▸ Problem requirements
Pick up the text on visualizing RNA lattice conformations after its final sentence and keep writing it.

▸ Provided text
Visualizing Lattice Conformation of RNA Secondary Structure
We implemented a 3D visualization program that, given a sequence of RNA bases and a turn sequence of lattice directions, decodes a lattice conformation of the RNA sequence from the turn sequence, and displays the RNA structure in the ball-and-stick model: each base is represented as a ball; two consecutive bases in the sequences are connected by a stick. Optionally, two complementary bases adjacent in the lattice conformation (thus forming a base pair) are connected by a line segment. All figures of RNA structures included in this paper are actual screenshots of our visualization program.
As we would expect from a typical 3D visualization program, the user is able to rotate, zoom, and adjust the 3D view using mouse and keyboard. Moreover, the user can manipulate the RNA structure interactively, by executing pull moves, and save the modified structure in a file. The most attractive feature of our visualization program is perhaps its ability to play RNA folding movies [58, 59]. Each frame of animation corresponds to an incremental change to the lattice conformation due to a single pull move. The whole sequence of pull moves for the movie can be read either from a file, in which each line contains two numbers for the base index and the lattice direction of a pull move, or directly from the output of a running annealing procedure, in real time. As we observed in bioinformatics classrooms, the visualization program is a great pedagogic device.
The Delta library delta.c and delta.h, which includes basic data structures and functions for the 3D triangular lattice, pull moves, file input/output, and RNA-specific information such as stacking pair energies. (The name "delta" stands for "a triangular tract of sediment deposited at the mouth of a river" as in the 3D triangular lattice, and for "a finite increment of a variable" as in the score difference of an annealing step.)
The folding simulation program fold.c for the prediction of RNA secondary structures and the reconstruction of RNA tertiary structures.
The 3D visualization program show.c for displaying the lattice conformations of RNA secondary structures and for playing RNA folding movies.
The selection program is.c for selecting disjoint base pairs from the output of folding simulation.
Data conversion tools such as db2bp.c (dot brackets to base pairs), bp2hx.c (base pairs to helices), hx2bp.c (helices to base pairs), etc.
Traditional UNIX Makefiles for automating program compilation and experiments, and helper programs such as ssa.c (sensitivity, selectivity, and accuracy) for the analysis of experimental results.
To watch the folding simulation of the sequence PKB00001.seq in real time as a movie, run the command make PKB00001.movie.
To evaluate our RNA folding programs, we use the RNA sequences with known secondary structures from PseudoBase . As of May 25, 2008, the PseudoBase contained 279 partial RNA sequences, of which 252 are consecutive sequences without gaps. We collected these 252 sequences and their known secondary structures (in dot-bracket format) in a FASTA file pseudobase.fasta as the data set for our experiments. The sequences in the data set have maximum length 131 and minimum length 20; the average length is about 43 with a standard deviation of 24.

▸ Entries provided
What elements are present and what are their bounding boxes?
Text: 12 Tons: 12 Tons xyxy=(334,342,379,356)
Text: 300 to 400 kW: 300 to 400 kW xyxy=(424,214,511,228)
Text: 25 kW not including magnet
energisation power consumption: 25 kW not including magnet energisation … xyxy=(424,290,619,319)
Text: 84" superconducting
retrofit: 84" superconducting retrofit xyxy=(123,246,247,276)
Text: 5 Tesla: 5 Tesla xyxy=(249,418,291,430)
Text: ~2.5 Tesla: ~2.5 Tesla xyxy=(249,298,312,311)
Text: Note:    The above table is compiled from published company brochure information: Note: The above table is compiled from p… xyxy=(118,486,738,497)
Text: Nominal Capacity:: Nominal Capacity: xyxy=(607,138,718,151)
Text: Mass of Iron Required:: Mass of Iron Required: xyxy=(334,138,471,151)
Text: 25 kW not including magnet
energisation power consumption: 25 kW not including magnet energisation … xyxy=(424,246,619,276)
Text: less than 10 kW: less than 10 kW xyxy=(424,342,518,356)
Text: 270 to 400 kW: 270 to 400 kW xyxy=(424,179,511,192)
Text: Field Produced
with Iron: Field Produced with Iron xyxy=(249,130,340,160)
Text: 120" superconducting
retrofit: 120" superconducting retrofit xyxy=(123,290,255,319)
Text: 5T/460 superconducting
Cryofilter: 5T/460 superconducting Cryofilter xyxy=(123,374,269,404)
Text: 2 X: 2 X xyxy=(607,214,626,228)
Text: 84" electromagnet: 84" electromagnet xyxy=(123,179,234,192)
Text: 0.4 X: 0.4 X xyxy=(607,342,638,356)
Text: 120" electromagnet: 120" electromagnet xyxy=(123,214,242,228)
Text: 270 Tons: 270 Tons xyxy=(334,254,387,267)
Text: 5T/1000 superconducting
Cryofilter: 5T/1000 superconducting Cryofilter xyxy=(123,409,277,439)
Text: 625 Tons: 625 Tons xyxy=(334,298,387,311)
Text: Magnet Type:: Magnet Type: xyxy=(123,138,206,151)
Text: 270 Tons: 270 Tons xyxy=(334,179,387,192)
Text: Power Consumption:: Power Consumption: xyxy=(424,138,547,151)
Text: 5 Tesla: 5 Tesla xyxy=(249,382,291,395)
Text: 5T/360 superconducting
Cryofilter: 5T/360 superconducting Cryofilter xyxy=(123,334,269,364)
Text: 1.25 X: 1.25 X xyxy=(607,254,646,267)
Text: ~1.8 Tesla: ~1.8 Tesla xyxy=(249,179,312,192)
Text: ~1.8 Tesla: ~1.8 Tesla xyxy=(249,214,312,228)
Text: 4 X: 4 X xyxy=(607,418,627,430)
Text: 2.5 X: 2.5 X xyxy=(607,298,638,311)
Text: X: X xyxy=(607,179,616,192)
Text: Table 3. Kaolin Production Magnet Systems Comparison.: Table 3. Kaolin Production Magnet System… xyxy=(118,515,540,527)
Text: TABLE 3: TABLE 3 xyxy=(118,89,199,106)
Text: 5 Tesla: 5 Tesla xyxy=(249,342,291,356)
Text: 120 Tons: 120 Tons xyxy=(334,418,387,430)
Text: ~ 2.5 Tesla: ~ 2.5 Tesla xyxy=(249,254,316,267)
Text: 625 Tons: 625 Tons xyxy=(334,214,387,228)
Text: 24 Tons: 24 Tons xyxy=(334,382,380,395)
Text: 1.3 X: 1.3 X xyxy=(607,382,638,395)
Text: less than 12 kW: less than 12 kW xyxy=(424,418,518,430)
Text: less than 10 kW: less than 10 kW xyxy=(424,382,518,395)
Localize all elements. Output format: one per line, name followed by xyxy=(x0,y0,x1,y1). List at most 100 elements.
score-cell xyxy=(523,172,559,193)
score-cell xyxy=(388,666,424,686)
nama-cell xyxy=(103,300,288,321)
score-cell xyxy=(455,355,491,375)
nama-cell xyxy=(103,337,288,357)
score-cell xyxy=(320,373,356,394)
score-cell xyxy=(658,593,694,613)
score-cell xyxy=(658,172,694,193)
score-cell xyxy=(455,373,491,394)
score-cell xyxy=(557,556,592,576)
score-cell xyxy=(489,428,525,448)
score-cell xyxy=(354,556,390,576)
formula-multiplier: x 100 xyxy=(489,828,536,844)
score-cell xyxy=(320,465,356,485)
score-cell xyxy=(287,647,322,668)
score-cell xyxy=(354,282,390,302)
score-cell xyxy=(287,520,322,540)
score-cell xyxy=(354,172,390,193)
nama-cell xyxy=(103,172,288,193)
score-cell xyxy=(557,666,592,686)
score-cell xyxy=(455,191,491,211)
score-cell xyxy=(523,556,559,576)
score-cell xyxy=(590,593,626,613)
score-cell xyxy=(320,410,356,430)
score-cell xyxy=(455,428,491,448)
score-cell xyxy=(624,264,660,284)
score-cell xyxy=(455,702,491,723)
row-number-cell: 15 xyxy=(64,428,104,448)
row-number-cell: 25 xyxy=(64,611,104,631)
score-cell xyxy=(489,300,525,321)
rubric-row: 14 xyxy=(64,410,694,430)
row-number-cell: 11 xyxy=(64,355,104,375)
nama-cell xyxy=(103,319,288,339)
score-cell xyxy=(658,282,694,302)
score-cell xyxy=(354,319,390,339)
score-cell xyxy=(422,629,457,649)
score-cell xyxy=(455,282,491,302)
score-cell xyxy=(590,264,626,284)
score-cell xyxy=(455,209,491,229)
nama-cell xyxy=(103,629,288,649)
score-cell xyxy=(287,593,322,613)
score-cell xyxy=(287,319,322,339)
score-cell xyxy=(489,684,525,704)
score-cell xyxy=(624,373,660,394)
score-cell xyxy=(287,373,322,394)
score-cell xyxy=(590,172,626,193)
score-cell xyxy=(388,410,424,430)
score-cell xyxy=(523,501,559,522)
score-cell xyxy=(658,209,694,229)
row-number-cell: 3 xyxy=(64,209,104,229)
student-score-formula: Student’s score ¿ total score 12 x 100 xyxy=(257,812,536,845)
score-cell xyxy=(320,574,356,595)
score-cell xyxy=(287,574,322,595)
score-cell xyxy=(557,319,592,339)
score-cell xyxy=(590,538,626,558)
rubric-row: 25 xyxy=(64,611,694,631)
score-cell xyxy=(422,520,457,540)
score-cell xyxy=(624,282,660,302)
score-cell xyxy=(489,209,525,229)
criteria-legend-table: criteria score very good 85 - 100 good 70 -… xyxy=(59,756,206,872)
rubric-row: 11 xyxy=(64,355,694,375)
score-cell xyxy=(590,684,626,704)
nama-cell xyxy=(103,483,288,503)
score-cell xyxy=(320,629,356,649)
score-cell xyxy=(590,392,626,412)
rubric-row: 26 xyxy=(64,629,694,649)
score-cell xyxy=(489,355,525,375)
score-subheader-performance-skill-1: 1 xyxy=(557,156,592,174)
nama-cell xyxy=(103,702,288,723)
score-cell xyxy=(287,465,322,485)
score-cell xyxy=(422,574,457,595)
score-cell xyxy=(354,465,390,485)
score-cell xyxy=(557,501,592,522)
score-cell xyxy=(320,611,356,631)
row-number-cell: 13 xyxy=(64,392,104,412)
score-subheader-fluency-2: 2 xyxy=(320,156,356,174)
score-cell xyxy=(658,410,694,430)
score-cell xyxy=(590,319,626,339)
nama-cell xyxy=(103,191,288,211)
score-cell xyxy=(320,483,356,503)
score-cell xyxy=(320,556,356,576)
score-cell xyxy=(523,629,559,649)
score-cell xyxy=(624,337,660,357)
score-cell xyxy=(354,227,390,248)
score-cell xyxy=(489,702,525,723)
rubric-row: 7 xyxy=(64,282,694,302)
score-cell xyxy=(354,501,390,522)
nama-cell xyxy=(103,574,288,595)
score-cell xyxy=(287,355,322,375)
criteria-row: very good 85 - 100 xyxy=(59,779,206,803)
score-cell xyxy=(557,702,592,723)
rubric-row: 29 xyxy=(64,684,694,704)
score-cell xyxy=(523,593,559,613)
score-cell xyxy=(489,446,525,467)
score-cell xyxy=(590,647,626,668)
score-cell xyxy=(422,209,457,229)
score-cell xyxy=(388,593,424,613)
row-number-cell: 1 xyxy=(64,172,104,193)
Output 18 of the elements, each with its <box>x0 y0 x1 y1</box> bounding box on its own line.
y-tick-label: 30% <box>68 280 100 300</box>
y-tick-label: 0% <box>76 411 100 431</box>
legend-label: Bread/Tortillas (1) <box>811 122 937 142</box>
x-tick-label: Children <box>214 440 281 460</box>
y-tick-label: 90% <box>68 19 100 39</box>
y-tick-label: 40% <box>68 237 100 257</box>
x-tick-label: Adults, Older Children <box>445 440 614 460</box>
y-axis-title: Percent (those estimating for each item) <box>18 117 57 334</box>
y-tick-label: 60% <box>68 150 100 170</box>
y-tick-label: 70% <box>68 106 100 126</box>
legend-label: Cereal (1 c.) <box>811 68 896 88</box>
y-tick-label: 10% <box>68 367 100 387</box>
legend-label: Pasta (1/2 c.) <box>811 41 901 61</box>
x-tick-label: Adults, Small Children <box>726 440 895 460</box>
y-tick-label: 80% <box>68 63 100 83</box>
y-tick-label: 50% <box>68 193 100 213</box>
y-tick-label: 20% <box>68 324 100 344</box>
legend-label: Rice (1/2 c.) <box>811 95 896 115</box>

▸ Output below
Three low-end desktop computers were used in our experiments: for pseudoknot prediction, two Dell OptiPlex GX620 with 2.8-3.0 GHz Pentium D Processor and 2 GB RAM running Microsoft Windows XP Professional Service Pack 3 and Cygwin 1.5.25; for reconstruction and visualization, an Apple iMac with 2 GHz PowerPC G5 Processor and 2 GB RAM running Mac OS X 10.4.11.
We compare our RNA pseudoknot prediction method, code named DeltaIS, with the HotKnot algorithm of Ren, Rastegari, Condon and Hoos . HotKnot is an effective heuristics that has been shown  to outperform the well-known Pseudoknots algorithm of Rivas and Eddy , the NUPACK algorithm of Dirks and Pierce , and the Iterated Loop Matching algorithm of Ruan, Stormo and Zhang , and to give better results in many cases than the genetic algorithm from the STAR package of van Batenburg, Gultyaev, and Pleij  and the pknotsRG-mfe algorithm of Reeder and Giegerich .
Both sensitivity and selectivity are standard quality measures that are widely used. We introduce the measure of accuracy here as a combination of sensitivity and selectivity. Intuitively, consider the predicted secondary structure and the known secondary structure as two sets of base pairs, then the measure of accuracy is the intersection of the two sets over the union of the two sets.
DeltaIS versus HotKnot on sensitivity, selectivity, and accuracy.
DeltaIS (best of 66 runs)
DeltaIS (average ± stdev)
79.11 ± 0.82%
77.39 ± 0.83%
64.26 ± 1.09%
After analyzing the scatter plot of prediction accuracies for individual sequences, we count the number of sequences whose secondary structures were predicted perfectly, with all three measures sensitivity, selectivity, and accuracy equal to 100%. Out of the 252 sequences in the data set, HotKnot predicted the secondary structures of 36 sequences perfectly. In contrast, DeltaIS predicted the secondary structures of 47 sequences perfectly in all 66 runs (that is, the secondary structure of each of the 47 sequences was predicted perfectly in each of the 66 runs). Moreover, DeltaIS predicted the secondary structures of 82 sequences perfectly in at least one of the 66 runs (note that these 82 sequences account for almost one third of the 252 sequences in the data set). Among the 36 sequences whose secondary structures are predicted perfectly by HotKnot, 21 sequences are included in the 47 sequences whose secondary structures are predicted perfectly by HotKnot in all 66 runs, and 30 sequences are included in the 82 sequences whose secondary structures are predicted perfectly by HotKnot in at least one of the 66 runs. The overlaps do not seem big enough to signify any strong correlation between the prediction accuracies of DeltaIS and HotKnot on individual sequences.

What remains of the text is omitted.